Instructions to follow: Report the count of lines that carry the string "生源危机", and add nothing.

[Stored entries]

— begin —

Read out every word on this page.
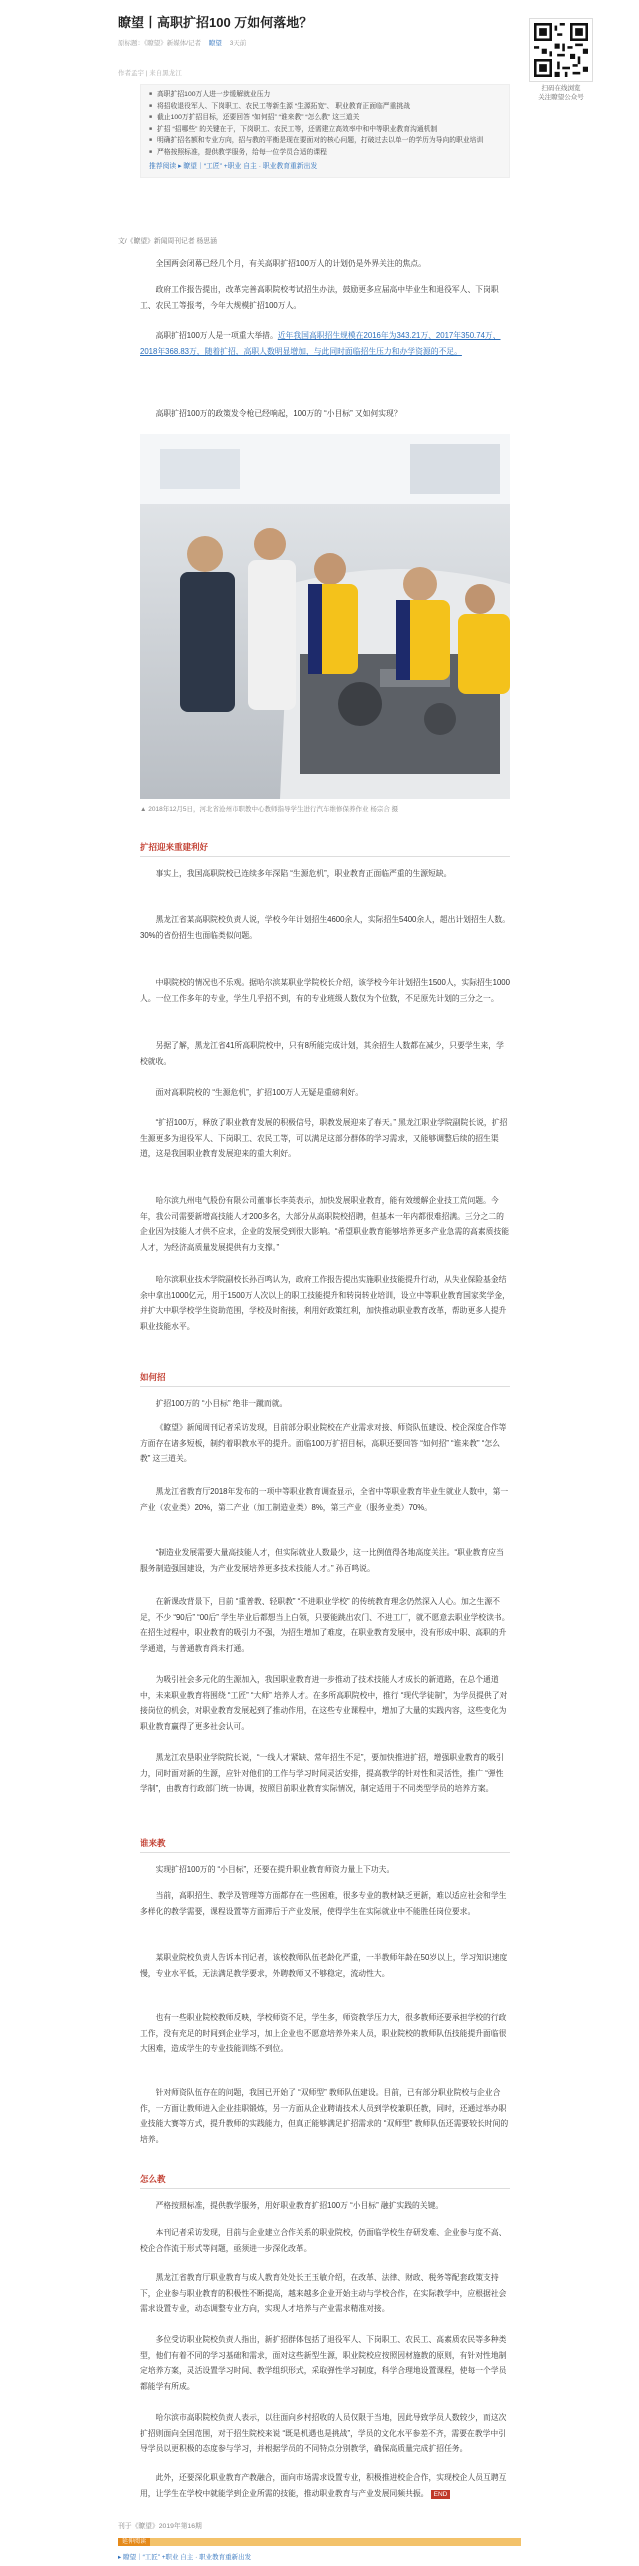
瞭望丨高职扩招100 万如何落地？
原标题：《瞭望》新媒体/记者 瞭望 3天前
作者孟宇 | 来自黑龙江
扫码在线浏览
关注瞭望公众号
■ 高职扩招100万人进一步缓解就业压力
■ 将招收退役军人、下岗职工、农民工等新生源 “生源拓宽”、 职业教育正面临严重挑战
■ 截止100万扩招目标，还要回答 “如何招” “谁来教” “怎么教” 这三道关
■ 扩招 “招哪些” 的关键在于，下岗职工、农民工等，还需建立高效率中和中等职业教育沟通机制
■ 明确扩招名额和专业方向，招与教的平衡是现在要面对的核心问题，打破过去以单一的学历为导向的职业培训
■ 严格按照标准，提供教学服务，给每一位学员合适的课程
推荐阅读 ▸ 瞭望｜“工匠” +职业 自主 · 职业教育重新出发
文/《瞭望》新闻周刊记者 杨思涵
全国两会闭幕已经几个月，有关高职扩招100万人的计划仍是外界关注的焦点。
政府工作报告提出，改革完善高职院校考试招生办法，鼓励更多应届高中毕业生和退役军人、下岗职工、农民工等报考，今年大规模扩招100万人。
高职扩招100万人是一项重大举措。近年我国高职招生规模在2016年为343.21万、2017年350.74万、2018年368.83万，随着扩招，高职人数明显增加，与此同时面临招生压力和办学资源的不足。
高职扩招100万的政策发令枪已经响起，100万的 “小目标” 又如何实现？
▲ 2018年12月5日，河北省沧州市职教中心教师指导学生进行汽车维修保养作业 杨宗合 摄
扩招迎来重建利好
事实上，我国高职院校已连续多年深陷 “生源危机”，职业教育正面临严重的生源短缺。
黑龙江省某高职院校负责人说，学校今年计划招生4600余人，实际招生5400余人，超出计划招生人数。30%的省份招生也面临类似问题。
中职院校的情况也不乐观。据哈尔滨某职业学院校长介绍，该学校今年计划招生1500人，实际招生1000人。一位工作多年的专业，学生几乎招不到，有的专业班级人数仅为个位数，不足原先计划的三分之一。
另据了解，黑龙江省41所高职院校中，只有8所能完成计划，其余招生人数都在减少，只要学生来，学校就收。
面对高职院校的 “生源危机”，扩招100万人无疑是重磅利好。
“扩招100万，释放了职业教育发展的积极信号，职教发展迎来了春天。” 黑龙江职业学院副院长说，扩招生源更多为退役军人、下岗职工、农民工等，可以满足这部分群体的学习需求，又能够调整后续的招生渠道，这是我国职业教育发展迎来的重大利好。
哈尔滨九州电气股份有限公司董事长李英表示，加快发展职业教育，能有效缓解企业技工荒问题。今年，我公司需要新增高技能人才200多名，大部分从高职院校招聘，但基本一年内都很难招满。三分之二的企业因为技能人才供不应求，企业的发展受到很大影响。“希望职业教育能够培养更多产业急需的高素质技能人才，为经济高质量发展提供有力支撑。”
哈尔滨职业技术学院副校长孙百鸣认为，政府工作报告提出实施职业技能提升行动，从失业保险基金结余中拿出1000亿元，用于1500万人次以上的职工技能提升和转岗转业培训，设立中等职业教育国家奖学金，并扩大中职学校学生资助范围，学校及时衔接，利用好政策红利，加快推动职业教育改革，帮助更多人提升职业技能水平。
如何招
扩招100万的 “小目标” 绝非一蹴而就。
《瞭望》新闻周刊记者采访发现，目前部分职业院校在产业需求对接、师资队伍建设、校企深度合作等方面存在诸多短板，制约着职教水平的提升。面临100万扩招目标，高职还要回答 “如何招” “谁来教” “怎么教” 这三道关。
黑龙江省教育厅2018年发布的一项中等职业教育调查显示，全省中等职业教育毕业生就业人数中，第一产业（农业类）20%，第二产业（加工制造业类）8%，第三产业（服务业类）70%。
“制造业发展需要大量高技能人才，但实际就业人数最少，这一比例值得各地高度关注。“职业教育应当服务制造强国建设，为产业发展培养更多技术技能人才。” 孙百鸣说。
在新课改背景下，目前 “重普教、轻职教” “不进职业学校” 的传统教育理念仍然深入人心。加之生源不足，不少 “90后” “00后” 学生毕业后都想当上白领，只要能跳出农门、不进工厂，就不愿意去职业学校读书。在招生过程中，职业教育的吸引力不强，为招生增加了难度，在职业教育发展中，没有形成中职、高职的升学通道，与普通教育尚未打通。
为吸引社会多元化的生源加入，我国职业教育进一步推动了技术技能人才成长的新道路，在总个通道中，未来职业教育将围绕 “工匠” “大师” 培养人才。在多所高职院校中，推行 “现代学徒制”，为学员提供了对接岗位的机会，对职业教育发展起到了推动作用，在这些专业课程中，增加了大量的实践内容，这些变化为职业教育赢得了更多社会认可。
黑龙江农垦职业学院院长说，“一线人才紧缺、常年招生不足”，要加快推进扩招，增强职业教育的吸引力，同时面对新的生源，应针对他们的工作与学习时间灵活安排，提高教学的针对性和灵活性，推广 “弹性学制”，由教育行政部门统一协调，按照目前职业教育实际情况，制定适用于不同类型学员的培养方案。
谁来教
实现扩招100万的 “小目标”，还要在提升职业教育师资力量上下功夫。
当前，高职招生、教学及管理等方面都存在一些困难，很多专业的教材缺乏更新，难以适应社会和学生多样化的教学需要，课程设置等方面滞后于产业发展，使得学生在实际就业中不能胜任岗位要求。
某职业院校负责人告诉本刊记者，该校教师队伍老龄化严重，一半教师年龄在50岁以上，学习知识速度慢，专业水平低，无法满足教学要求，外聘教师又不够稳定，流动性大。
也有一些职业院校教师反映，学校师资不足，学生多，师资教学压力大，很多教师还要承担学校的行政工作，没有充足的时间到企业学习，加上企业也不愿意培养外来人员，职业院校的教师队伍技能提升面临很大困难，造成学生的专业技能训练不到位。
针对师资队伍存在的问题，我国已开始了 “双师型” 教师队伍建设。目前，已有部分职业院校与企业合作，一方面让教师进入企业挂职锻炼，另一方面从企业聘请技术人员到学校兼职任教，同时，还通过举办职业技能大赛等方式，提升教师的实践能力，但真正能够满足扩招需求的 “双师型” 教师队伍还需要较长时间的培养。
怎么教
严格按照标准，提供教学服务，用好职业教育扩招100万 “小目标” 融扩实践的关键。
本刊记者采访发现，目前与企业建立合作关系的职业院校，仍面临学校生存研发难、企业参与度不高、校企合作流于形式等问题，亟须进一步深化改革。
黑龙江省教育厅职业教育与成人教育处处长王玉敏介绍，在改革、法律、财政、税务等配套政策支持下，企业参与职业教育的积极性不断提高，越来越多企业开始主动与学校合作，在实际教学中，应根据社会需求设置专业，动态调整专业方向，实现人才培养与产业需求精准对接。
多位受访职业院校负责人指出，新扩招群体包括了退役军人、下岗职工、农民工、高素质农民等多种类型，他们有着不同的学习基础和需求，面对这些新型生源，职业院校应按照因材施教的原则，有针对性地制定培养方案，灵活设置学习时间、教学组织形式，采取弹性学习制度，科学合理地设置课程，使每一个学员都能学有所成。
哈尔滨市高职院校负责人表示，以往面向乡村招收的人员仅限于当地，因此导致学员人数较少，而这次扩招则面向全国范围，对于招生院校来说 “既是机遇也是挑战”，学员的文化水平参差不齐，需要在教学中引导学员以更积极的态度参与学习，并根据学员的不同特点分别教学，确保高质量完成扩招任务。
此外，还要深化职业教育产教融合，面向市场需求设置专业，积极推进校企合作，实现校企人员互聘互用，让学生在学校中就能学到企业所需的技能，推动职业教育与产业发展同频共振。 END
刊于《瞭望》2019年第16期
延伸阅读
▸ 瞭望｜“工匠” +职业 自主 · 职业教育重新出发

— end —

The result: 2